## TASK DIRECTIONS
Look through the data below. Collect every line where the word "で囲んでください" occurs.
======== RAW DATA ========
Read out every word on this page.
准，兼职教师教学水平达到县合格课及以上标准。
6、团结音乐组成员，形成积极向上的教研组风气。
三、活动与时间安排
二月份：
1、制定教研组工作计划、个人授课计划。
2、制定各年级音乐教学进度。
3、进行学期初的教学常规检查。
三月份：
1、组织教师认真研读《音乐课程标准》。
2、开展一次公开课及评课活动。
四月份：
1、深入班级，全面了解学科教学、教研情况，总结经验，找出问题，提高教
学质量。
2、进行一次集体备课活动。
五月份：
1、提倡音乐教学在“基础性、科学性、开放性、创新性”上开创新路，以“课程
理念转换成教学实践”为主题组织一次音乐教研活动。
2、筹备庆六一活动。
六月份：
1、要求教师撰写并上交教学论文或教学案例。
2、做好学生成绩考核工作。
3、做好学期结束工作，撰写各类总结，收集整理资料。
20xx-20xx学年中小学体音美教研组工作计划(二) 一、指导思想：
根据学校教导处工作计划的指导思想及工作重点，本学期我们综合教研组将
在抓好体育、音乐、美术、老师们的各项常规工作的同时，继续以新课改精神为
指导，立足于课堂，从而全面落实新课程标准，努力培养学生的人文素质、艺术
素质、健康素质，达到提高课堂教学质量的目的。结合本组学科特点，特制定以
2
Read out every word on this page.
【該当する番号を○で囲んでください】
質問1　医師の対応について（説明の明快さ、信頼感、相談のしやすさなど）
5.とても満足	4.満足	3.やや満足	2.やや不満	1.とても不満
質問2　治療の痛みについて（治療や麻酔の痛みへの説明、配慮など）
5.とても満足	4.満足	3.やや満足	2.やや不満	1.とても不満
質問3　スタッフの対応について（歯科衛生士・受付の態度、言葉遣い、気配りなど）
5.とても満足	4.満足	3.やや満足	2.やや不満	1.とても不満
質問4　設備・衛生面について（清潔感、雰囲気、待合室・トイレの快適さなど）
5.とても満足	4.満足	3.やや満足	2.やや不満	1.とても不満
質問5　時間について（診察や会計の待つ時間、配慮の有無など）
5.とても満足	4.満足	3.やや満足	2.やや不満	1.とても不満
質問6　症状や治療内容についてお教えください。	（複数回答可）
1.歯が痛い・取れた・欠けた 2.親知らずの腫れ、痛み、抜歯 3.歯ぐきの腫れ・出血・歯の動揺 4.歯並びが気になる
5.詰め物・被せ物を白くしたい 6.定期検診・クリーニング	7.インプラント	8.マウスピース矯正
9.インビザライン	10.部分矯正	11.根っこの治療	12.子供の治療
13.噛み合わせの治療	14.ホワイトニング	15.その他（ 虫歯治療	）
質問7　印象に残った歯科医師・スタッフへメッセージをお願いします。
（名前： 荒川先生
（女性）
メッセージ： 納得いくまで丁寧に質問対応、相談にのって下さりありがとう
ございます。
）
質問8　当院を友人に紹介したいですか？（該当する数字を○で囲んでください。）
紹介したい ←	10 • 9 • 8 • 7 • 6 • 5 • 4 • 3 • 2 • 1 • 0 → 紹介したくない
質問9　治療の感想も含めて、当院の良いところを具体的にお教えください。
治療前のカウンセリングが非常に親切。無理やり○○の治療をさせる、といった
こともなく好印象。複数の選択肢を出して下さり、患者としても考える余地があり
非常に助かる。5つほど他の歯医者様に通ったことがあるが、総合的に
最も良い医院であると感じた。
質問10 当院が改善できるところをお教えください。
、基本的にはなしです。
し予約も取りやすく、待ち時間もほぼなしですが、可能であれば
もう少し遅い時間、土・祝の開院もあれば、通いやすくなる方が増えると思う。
========
## EXERCISE OUTPUT
【該当する番号を○で囲んでください】
質問8　当院を友人に紹介したいですか？（該当する数字を○で囲んでください。）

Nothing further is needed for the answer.